— BEGIN Rows —

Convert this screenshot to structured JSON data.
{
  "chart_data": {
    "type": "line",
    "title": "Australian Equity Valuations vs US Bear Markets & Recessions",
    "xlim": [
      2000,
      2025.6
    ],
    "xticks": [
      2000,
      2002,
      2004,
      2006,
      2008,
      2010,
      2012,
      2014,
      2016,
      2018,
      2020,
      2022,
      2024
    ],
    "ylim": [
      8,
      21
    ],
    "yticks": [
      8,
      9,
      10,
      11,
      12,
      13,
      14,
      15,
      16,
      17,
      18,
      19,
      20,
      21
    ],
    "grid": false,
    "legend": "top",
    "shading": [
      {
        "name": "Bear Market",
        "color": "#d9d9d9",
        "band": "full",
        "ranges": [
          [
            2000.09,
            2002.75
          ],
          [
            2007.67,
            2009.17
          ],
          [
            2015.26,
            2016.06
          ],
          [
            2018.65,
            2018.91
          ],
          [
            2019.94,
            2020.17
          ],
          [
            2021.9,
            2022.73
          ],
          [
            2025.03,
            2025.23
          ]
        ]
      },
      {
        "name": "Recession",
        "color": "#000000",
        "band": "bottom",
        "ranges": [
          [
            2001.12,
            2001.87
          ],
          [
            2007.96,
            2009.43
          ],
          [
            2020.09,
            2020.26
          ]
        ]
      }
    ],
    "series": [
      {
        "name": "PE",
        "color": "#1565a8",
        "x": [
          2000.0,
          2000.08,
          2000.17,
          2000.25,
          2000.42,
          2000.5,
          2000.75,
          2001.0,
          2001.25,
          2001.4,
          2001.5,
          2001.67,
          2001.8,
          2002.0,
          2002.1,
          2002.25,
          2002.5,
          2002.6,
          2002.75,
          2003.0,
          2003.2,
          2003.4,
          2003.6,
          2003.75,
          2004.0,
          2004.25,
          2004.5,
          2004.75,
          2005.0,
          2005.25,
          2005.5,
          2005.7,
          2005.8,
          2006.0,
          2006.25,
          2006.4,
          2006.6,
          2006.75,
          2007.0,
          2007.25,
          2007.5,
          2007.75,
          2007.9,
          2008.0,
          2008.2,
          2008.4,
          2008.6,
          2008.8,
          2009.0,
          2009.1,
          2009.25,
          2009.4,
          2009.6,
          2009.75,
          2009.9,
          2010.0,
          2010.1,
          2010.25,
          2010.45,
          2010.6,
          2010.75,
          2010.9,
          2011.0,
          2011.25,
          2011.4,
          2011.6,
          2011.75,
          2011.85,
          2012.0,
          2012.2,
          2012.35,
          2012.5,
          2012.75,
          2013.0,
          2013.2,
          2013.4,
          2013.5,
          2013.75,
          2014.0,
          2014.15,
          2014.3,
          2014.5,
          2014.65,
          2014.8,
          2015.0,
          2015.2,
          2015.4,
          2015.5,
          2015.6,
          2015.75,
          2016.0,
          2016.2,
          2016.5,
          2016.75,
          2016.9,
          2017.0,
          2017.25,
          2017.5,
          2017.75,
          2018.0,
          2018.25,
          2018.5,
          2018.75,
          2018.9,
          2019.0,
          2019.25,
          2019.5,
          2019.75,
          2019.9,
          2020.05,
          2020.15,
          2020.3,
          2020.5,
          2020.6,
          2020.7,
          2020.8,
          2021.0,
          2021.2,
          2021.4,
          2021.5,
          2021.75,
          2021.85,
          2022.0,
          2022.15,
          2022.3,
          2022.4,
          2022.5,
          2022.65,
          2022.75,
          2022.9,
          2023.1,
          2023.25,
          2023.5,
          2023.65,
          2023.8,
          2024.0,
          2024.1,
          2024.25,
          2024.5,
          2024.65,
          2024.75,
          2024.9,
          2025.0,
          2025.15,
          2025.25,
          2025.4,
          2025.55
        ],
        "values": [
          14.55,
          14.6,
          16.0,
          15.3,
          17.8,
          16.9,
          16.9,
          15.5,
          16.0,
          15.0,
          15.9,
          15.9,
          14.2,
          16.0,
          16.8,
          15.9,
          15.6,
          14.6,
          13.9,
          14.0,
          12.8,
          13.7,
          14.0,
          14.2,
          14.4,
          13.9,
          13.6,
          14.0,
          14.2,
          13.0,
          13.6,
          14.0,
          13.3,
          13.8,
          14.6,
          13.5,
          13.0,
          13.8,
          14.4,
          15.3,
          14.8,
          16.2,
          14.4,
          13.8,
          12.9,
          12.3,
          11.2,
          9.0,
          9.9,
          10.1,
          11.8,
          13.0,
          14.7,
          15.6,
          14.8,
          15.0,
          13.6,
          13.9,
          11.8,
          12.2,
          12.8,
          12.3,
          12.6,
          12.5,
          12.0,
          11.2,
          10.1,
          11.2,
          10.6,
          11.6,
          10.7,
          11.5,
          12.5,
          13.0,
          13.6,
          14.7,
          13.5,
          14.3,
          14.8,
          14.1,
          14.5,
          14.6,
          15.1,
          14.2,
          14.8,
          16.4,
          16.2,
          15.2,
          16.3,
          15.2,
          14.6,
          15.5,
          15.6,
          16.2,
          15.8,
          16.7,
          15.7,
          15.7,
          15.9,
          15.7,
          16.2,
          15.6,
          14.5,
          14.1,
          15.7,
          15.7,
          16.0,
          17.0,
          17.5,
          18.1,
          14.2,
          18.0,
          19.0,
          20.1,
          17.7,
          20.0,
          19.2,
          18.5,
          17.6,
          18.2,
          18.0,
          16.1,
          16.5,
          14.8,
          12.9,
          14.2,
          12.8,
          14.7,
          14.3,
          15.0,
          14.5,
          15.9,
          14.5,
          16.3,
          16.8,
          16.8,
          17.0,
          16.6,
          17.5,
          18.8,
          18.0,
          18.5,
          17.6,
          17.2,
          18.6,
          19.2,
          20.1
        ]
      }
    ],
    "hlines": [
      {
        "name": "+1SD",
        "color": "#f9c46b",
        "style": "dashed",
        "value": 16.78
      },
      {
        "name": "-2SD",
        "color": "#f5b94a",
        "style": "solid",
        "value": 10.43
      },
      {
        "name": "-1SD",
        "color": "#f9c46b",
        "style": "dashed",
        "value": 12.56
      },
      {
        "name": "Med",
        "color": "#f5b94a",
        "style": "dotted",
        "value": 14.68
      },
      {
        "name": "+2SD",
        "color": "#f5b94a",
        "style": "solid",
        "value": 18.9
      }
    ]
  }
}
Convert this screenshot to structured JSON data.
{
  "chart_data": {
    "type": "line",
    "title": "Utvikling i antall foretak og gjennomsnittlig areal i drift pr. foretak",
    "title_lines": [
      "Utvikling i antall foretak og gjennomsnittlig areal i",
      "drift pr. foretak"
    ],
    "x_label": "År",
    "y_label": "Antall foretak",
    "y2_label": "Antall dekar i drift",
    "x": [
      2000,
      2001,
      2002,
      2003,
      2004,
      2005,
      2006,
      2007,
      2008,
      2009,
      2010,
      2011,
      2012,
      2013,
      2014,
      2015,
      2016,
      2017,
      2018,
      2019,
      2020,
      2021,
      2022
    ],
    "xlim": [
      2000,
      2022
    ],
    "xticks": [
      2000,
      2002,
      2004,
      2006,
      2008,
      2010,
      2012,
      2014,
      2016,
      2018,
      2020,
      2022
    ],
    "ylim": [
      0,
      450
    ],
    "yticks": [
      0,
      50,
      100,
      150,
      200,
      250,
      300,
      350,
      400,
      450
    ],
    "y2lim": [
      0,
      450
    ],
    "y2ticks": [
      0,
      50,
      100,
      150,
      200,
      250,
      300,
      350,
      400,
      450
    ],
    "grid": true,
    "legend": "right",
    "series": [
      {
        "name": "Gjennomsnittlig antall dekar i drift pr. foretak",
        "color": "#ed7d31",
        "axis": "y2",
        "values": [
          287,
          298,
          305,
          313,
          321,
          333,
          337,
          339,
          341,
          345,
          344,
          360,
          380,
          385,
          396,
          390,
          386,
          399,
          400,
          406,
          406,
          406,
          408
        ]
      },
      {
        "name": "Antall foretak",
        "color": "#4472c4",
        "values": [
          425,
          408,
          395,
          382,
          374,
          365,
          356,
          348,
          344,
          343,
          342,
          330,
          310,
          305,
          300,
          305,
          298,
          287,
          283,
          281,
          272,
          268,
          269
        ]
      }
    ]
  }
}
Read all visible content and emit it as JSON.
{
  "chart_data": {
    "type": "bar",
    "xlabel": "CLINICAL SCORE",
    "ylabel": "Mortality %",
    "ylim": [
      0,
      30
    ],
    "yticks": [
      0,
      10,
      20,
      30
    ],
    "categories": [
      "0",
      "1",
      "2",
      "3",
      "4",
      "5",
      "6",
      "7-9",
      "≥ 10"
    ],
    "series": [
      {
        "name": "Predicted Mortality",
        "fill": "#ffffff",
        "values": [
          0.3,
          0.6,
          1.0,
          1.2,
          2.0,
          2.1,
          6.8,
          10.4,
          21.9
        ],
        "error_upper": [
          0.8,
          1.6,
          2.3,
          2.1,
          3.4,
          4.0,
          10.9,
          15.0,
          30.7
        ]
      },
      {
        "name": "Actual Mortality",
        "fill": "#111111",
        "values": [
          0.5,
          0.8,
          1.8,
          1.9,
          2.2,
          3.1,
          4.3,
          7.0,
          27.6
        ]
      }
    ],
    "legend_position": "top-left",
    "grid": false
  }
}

— END Rows —

= Exercise aim =
Nothing but the lines from the one with "Read all visible content and emit it as JSON." through the end of the data above should be repeated, each exactly as it stands.

= Correct result =
Read all visible content and emit it as JSON.
{
  "chart_data": {
    "type": "bar",
    "xlabel": "CLINICAL SCORE",
    "ylabel": "Mortality %",
    "ylim": [
      0,
      30
    ],
    "yticks": [
      0,
      10,
      20,
      30
    ],
    "categories": [
      "0",
      "1",
      "2",
      "3",
      "4",
      "5",
      "6",
      "7-9",
      "≥ 10"
    ],
    "series": [
      {
        "name": "Predicted Mortality",
        "fill": "#ffffff",
        "values": [
          0.3,
          0.6,
          1.0,
          1.2,
          2.0,
          2.1,
          6.8,
          10.4,
          21.9
        ],
        "error_upper": [
          0.8,
          1.6,
          2.3,
          2.1,
          3.4,
          4.0,
          10.9,
          15.0,
          30.7
        ]
      },
      {
        "name": "Actual Mortality",
        "fill": "#111111",
        "values": [
          0.5,
          0.8,
          1.8,
          1.9,
          2.2,
          3.1,
          4.3,
          7.0,
          27.6
        ]
      }
    ],
    "legend_position": "top-left",
    "grid": false
  }
}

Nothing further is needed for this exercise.